** Start **

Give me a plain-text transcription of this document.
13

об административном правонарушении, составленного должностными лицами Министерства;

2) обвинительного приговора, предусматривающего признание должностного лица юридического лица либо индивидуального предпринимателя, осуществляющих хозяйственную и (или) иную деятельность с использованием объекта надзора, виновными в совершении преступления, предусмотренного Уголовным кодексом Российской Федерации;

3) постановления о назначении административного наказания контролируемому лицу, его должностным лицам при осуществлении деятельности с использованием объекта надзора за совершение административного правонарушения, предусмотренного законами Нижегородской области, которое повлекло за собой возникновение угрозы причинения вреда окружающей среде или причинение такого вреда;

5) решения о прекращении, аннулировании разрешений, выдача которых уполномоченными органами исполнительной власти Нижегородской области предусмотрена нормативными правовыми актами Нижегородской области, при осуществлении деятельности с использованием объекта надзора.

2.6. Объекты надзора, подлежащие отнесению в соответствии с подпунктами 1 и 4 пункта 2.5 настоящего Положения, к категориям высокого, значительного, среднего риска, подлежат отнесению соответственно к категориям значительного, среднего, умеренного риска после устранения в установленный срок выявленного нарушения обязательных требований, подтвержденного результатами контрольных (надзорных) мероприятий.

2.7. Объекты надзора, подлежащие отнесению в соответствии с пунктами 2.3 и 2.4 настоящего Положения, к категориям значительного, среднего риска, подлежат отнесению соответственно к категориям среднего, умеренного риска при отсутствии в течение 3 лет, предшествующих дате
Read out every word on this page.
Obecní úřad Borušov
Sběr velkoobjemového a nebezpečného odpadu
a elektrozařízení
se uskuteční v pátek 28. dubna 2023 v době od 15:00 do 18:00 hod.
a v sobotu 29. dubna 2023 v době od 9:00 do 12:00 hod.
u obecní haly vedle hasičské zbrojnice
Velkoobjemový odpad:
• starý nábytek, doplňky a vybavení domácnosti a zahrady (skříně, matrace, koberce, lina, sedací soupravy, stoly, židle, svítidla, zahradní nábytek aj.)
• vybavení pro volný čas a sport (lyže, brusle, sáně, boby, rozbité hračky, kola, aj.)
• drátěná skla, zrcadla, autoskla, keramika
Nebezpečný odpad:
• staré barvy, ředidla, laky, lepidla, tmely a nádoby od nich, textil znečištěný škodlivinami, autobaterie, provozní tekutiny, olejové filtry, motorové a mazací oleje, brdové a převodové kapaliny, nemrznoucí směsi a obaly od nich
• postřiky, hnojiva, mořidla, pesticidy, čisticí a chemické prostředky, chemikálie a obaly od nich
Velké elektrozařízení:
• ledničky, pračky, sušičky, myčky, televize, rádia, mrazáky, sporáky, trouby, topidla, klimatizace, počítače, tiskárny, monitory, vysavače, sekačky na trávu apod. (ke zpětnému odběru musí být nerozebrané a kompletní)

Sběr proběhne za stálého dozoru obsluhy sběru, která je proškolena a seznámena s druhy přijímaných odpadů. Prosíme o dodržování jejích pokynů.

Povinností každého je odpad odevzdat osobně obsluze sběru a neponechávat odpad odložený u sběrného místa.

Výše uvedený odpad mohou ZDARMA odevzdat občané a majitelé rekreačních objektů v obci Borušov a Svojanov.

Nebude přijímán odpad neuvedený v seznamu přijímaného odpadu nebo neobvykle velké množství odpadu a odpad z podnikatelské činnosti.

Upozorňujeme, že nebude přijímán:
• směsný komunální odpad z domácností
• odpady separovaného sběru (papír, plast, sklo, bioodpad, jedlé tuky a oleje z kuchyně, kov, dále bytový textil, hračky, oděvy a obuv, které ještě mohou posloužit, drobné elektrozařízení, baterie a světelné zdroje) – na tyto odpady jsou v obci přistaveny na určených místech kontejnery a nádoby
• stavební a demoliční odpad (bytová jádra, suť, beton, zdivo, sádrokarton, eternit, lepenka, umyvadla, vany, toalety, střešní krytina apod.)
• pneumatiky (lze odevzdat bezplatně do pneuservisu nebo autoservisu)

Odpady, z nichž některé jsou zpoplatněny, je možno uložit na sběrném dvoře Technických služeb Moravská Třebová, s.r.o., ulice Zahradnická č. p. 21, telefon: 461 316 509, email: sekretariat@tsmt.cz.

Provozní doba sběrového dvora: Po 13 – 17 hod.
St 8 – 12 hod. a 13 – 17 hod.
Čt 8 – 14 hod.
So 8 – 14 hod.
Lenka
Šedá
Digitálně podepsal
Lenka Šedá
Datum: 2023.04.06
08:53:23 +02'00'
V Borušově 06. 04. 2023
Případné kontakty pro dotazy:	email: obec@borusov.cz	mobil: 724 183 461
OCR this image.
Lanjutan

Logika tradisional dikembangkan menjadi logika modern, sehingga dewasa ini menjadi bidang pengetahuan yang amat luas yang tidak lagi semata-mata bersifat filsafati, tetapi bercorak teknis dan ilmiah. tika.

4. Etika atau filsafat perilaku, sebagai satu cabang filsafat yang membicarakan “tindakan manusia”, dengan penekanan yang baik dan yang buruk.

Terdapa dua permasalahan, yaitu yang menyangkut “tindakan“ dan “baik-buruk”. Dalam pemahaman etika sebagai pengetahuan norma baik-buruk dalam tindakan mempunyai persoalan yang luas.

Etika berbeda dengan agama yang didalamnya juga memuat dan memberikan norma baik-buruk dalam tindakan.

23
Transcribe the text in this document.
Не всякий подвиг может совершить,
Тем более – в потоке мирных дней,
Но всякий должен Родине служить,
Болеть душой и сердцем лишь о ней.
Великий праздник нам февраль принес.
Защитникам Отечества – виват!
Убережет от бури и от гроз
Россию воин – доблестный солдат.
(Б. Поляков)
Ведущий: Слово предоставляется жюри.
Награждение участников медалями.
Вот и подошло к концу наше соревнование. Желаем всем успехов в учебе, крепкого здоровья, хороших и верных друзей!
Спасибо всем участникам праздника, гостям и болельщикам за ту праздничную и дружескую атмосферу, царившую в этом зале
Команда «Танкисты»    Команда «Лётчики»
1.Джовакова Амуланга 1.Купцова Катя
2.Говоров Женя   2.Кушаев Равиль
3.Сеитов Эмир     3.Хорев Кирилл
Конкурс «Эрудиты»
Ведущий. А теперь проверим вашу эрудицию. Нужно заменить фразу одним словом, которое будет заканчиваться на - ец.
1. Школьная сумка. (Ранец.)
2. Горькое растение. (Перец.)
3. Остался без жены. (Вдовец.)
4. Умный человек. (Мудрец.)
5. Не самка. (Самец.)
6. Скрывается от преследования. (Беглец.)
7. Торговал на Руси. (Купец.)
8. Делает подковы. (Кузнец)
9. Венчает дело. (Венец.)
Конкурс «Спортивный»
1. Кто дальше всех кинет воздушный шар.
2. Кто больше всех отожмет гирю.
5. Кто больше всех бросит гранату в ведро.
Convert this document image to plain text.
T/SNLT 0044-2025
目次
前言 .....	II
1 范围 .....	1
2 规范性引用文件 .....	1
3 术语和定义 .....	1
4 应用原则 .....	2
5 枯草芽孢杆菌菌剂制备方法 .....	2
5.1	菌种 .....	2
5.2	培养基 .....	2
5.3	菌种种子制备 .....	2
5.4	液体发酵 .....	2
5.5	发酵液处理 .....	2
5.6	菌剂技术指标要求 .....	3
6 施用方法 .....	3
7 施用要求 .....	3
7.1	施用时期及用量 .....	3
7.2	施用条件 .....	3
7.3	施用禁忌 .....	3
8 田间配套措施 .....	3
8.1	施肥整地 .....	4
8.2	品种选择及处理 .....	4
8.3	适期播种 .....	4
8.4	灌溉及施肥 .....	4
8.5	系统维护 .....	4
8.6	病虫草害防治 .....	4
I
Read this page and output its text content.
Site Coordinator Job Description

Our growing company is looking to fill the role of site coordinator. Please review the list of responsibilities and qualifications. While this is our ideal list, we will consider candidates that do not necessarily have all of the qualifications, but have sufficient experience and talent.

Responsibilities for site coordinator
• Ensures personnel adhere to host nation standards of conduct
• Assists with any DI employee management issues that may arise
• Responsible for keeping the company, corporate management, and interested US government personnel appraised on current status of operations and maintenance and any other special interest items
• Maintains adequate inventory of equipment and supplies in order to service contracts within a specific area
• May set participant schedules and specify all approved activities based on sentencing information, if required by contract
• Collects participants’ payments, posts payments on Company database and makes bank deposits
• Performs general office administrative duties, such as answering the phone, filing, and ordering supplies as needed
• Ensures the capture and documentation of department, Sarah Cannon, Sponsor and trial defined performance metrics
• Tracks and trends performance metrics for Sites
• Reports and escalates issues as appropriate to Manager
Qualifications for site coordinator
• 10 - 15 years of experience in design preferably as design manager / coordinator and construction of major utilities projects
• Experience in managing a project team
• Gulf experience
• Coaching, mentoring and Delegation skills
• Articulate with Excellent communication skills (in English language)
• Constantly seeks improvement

** End **

Work to do:
From the data, list each line in which the string "nebo" appears.

Correct response:
Nebude přijímán odpad neuvedený v seznamu přijímaného odpadu nebo neobvykle velké množství odpadu a odpad z podnikatelské činnosti.
• pneumatiky (lze odevzdat bezplatně do pneuservisu nebo autoservisu)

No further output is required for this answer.